DATASET RECORDS:
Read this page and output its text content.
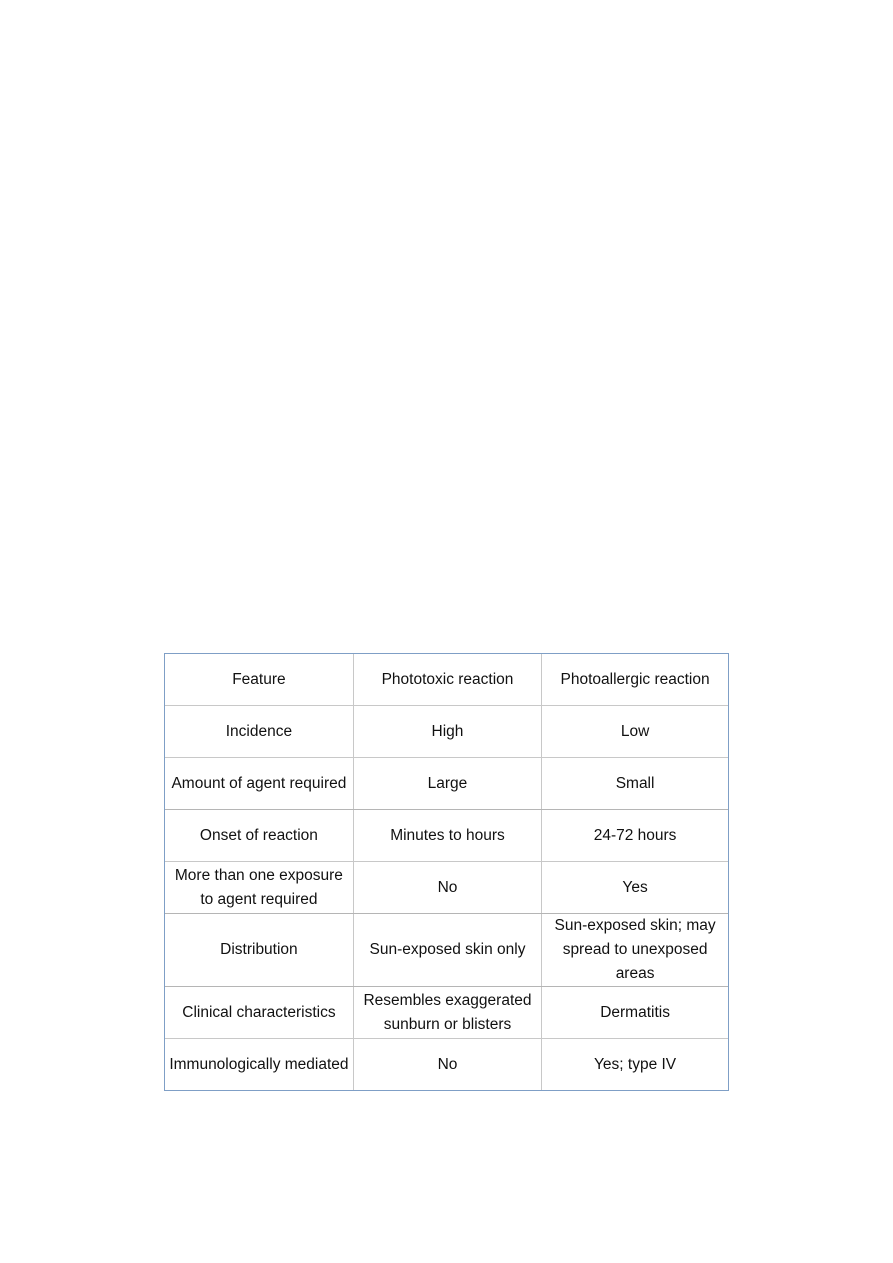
Feature	Phototoxic reaction	Photoallergic reaction
Incidence	High	Low
Amount of agent required	Large	Small
Onset of reaction	Minutes to hours	24-72 hours
More than one exposure to agent required	No	Yes
Distribution	Sun-exposed skin only	Sun-exposed skin; may spread to unexposed areas
Clinical characteristics	Resembles exaggerated sunburn or blisters	Dermatitis
Immunologically mediated	No	Yes; type IV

WHAT YOU ARE ASKED TO DO:
Output all the records, word for word, with no pictures in the copy.

ANSWER:
Read this page and output its text content.
Feature	Phototoxic reaction	Photoallergic reaction
Incidence	High	Low
Amount of agent required	Large	Small
Onset of reaction	Minutes to hours	24-72 hours
More than one exposure to agent required	No	Yes
Distribution	Sun-exposed skin only	Sun-exposed skin; may spread to unexposed areas
Clinical characteristics	Resembles exaggerated sunburn or blisters	Dermatitis
Immunologically mediated	No	Yes; type IV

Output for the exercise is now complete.